(Collected data entries)
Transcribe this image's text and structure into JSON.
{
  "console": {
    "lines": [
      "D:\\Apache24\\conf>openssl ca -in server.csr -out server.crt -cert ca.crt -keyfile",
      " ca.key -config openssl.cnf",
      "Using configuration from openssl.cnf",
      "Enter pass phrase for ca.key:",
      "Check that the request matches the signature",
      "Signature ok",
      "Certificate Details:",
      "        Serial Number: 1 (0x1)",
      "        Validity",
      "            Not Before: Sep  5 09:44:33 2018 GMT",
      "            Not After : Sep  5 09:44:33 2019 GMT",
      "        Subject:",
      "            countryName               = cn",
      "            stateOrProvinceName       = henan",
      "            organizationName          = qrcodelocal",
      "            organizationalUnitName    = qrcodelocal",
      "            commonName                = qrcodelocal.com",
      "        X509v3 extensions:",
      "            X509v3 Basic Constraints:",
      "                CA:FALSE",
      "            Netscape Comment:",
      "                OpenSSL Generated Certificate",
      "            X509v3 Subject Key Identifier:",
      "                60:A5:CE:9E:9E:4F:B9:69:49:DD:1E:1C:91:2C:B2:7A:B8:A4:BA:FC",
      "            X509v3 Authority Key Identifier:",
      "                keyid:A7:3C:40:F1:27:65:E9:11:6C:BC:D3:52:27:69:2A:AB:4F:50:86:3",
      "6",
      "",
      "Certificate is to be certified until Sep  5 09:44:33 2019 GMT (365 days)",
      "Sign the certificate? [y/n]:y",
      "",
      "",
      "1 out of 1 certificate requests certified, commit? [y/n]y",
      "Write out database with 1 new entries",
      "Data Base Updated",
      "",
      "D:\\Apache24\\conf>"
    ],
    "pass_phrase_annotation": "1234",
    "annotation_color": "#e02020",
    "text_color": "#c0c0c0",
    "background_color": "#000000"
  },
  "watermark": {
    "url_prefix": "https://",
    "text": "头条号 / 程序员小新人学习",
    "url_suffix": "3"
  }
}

**WRITTEN REQUEST:**
Return every entry verbatim.

**ANSWER IN FULL:**
Transcribe this image's text and structure into JSON.
{
  "console": {
    "lines": [
      "D:\\Apache24\\conf>openssl ca -in server.csr -out server.crt -cert ca.crt -keyfile",
      " ca.key -config openssl.cnf",
      "Using configuration from openssl.cnf",
      "Enter pass phrase for ca.key:",
      "Check that the request matches the signature",
      "Signature ok",
      "Certificate Details:",
      "        Serial Number: 1 (0x1)",
      "        Validity",
      "            Not Before: Sep  5 09:44:33 2018 GMT",
      "            Not After : Sep  5 09:44:33 2019 GMT",
      "        Subject:",
      "            countryName               = cn",
      "            stateOrProvinceName       = henan",
      "            organizationName          = qrcodelocal",
      "            organizationalUnitName    = qrcodelocal",
      "            commonName                = qrcodelocal.com",
      "        X509v3 extensions:",
      "            X509v3 Basic Constraints:",
      "                CA:FALSE",
      "            Netscape Comment:",
      "                OpenSSL Generated Certificate",
      "            X509v3 Subject Key Identifier:",
      "                60:A5:CE:9E:9E:4F:B9:69:49:DD:1E:1C:91:2C:B2:7A:B8:A4:BA:FC",
      "            X509v3 Authority Key Identifier:",
      "                keyid:A7:3C:40:F1:27:65:E9:11:6C:BC:D3:52:27:69:2A:AB:4F:50:86:3",
      "6",
      "",
      "Certificate is to be certified until Sep  5 09:44:33 2019 GMT (365 days)",
      "Sign the certificate? [y/n]:y",
      "",
      "",
      "1 out of 1 certificate requests certified, commit? [y/n]y",
      "Write out database with 1 new entries",
      "Data Base Updated",
      "",
      "D:\\Apache24\\conf>"
    ],
    "pass_phrase_annotation": "1234",
    "annotation_color": "#e02020",
    "text_color": "#c0c0c0",
    "background_color": "#000000"
  },
  "watermark": {
    "url_prefix": "https://",
    "text": "头条号 / 程序员小新人学习",
    "url_suffix": "3"
  }
}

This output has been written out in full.